> _Given instruction_
Determine the number of lines that contain the word "Barbosa", then state that number and nothing more.

┄┄┄┄┄┄┄┄┄┄┄┄┄┄┄┄┄┄┄┄

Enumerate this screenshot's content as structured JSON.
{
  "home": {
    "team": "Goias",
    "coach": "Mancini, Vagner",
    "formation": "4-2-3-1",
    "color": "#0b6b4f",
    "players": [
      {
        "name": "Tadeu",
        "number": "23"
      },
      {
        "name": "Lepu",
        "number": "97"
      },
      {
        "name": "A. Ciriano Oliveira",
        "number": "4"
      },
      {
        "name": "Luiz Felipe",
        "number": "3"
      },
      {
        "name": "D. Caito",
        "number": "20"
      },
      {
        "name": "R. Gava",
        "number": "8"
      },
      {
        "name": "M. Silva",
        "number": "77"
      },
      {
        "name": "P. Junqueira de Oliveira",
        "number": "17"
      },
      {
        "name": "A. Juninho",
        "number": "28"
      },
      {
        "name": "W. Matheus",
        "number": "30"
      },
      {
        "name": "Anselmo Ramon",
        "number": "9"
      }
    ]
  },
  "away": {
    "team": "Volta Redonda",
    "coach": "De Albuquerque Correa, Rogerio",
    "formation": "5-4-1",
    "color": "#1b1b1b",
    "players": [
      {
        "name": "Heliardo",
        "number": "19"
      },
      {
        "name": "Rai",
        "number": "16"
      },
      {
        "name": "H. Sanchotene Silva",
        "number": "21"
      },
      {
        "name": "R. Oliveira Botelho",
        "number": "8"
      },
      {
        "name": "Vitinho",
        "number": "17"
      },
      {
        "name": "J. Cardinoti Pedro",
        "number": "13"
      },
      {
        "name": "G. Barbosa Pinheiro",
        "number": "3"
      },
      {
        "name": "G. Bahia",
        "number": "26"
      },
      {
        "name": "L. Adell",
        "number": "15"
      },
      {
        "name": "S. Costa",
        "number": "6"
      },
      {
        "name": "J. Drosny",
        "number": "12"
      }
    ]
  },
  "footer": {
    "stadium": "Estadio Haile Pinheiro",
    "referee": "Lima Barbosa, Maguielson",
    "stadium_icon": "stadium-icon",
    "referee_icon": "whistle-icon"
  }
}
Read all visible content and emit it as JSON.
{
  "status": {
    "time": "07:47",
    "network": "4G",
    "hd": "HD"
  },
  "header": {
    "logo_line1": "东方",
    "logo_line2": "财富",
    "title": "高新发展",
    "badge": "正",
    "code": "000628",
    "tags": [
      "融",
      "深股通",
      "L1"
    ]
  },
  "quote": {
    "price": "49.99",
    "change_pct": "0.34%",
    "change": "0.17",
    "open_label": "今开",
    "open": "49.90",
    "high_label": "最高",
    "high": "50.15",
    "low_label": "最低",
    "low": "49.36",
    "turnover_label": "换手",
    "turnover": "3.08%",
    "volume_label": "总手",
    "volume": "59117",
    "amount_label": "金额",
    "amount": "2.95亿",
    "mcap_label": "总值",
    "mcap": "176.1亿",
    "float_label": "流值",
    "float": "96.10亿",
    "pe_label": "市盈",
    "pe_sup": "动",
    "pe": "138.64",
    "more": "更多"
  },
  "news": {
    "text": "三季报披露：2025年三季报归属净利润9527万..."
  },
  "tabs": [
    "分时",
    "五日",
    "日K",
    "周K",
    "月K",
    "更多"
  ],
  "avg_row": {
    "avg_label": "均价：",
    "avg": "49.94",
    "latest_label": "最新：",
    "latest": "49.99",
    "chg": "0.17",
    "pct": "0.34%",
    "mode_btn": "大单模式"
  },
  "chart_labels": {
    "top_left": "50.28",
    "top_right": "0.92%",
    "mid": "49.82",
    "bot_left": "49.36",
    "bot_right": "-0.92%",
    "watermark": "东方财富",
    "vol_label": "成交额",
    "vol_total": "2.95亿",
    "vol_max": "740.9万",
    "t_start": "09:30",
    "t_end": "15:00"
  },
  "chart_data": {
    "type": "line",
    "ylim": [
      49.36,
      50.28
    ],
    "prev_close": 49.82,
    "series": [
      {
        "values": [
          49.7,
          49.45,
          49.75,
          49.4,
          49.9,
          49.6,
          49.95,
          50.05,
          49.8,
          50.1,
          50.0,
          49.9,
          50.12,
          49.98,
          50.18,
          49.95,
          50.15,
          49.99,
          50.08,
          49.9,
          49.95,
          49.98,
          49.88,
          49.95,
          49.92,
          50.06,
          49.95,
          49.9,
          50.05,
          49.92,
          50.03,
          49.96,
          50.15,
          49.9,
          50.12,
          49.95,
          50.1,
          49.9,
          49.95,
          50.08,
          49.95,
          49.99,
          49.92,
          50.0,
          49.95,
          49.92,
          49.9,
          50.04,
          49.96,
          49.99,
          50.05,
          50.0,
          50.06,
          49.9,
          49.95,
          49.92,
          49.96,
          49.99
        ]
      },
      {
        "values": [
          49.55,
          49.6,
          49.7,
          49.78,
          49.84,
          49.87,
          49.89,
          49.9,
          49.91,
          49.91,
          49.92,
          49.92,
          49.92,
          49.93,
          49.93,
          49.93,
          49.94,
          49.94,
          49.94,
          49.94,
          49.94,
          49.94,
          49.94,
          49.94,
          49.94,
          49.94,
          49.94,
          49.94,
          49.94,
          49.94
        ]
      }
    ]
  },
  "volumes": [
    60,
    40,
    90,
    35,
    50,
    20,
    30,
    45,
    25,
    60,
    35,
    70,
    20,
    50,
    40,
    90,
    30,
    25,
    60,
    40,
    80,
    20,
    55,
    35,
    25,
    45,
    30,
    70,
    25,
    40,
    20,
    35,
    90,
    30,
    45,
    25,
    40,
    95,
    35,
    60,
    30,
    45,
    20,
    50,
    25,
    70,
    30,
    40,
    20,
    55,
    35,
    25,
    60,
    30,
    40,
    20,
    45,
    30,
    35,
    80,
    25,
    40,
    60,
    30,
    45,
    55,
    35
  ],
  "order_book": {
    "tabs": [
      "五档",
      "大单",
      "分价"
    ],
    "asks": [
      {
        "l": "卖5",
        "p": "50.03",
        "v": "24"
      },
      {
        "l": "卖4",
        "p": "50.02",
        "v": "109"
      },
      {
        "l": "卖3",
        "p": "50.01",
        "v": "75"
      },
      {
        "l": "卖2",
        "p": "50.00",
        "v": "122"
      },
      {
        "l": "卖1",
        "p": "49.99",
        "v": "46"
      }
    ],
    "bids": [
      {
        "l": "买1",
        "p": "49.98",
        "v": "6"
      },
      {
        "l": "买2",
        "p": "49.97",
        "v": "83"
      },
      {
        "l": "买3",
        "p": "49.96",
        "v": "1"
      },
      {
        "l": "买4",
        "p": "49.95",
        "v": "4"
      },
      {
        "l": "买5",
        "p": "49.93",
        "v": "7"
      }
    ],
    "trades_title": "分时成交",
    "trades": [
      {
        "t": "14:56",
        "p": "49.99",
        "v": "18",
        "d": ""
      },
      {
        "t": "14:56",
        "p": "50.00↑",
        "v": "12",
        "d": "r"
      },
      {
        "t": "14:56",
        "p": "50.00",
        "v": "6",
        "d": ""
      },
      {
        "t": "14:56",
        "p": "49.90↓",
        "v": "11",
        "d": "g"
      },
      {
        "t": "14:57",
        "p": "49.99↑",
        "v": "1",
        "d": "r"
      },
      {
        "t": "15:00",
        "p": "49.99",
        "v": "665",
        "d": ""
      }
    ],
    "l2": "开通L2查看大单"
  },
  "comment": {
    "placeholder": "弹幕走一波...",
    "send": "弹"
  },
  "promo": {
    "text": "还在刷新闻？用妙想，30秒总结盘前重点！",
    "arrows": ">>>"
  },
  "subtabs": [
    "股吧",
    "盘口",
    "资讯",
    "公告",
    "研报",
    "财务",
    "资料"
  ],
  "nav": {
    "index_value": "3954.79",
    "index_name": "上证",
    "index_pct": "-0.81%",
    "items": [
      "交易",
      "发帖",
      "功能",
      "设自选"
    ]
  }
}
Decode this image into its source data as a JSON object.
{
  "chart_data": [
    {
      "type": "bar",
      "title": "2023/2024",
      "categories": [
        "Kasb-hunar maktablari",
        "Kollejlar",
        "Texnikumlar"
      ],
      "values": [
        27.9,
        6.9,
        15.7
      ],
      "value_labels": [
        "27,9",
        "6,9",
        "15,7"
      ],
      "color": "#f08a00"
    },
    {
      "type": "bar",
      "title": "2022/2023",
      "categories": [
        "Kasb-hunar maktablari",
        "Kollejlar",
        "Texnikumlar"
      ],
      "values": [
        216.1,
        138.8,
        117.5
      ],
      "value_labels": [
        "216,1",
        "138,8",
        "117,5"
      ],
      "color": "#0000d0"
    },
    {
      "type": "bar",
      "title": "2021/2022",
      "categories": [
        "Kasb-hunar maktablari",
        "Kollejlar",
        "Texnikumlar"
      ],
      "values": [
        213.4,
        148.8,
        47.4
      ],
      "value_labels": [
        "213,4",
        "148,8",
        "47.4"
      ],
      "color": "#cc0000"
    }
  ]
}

┄┄┄┄┄┄┄┄┄┄┄┄┄┄┄┄┄┄┄┄

> _Exercise response_
2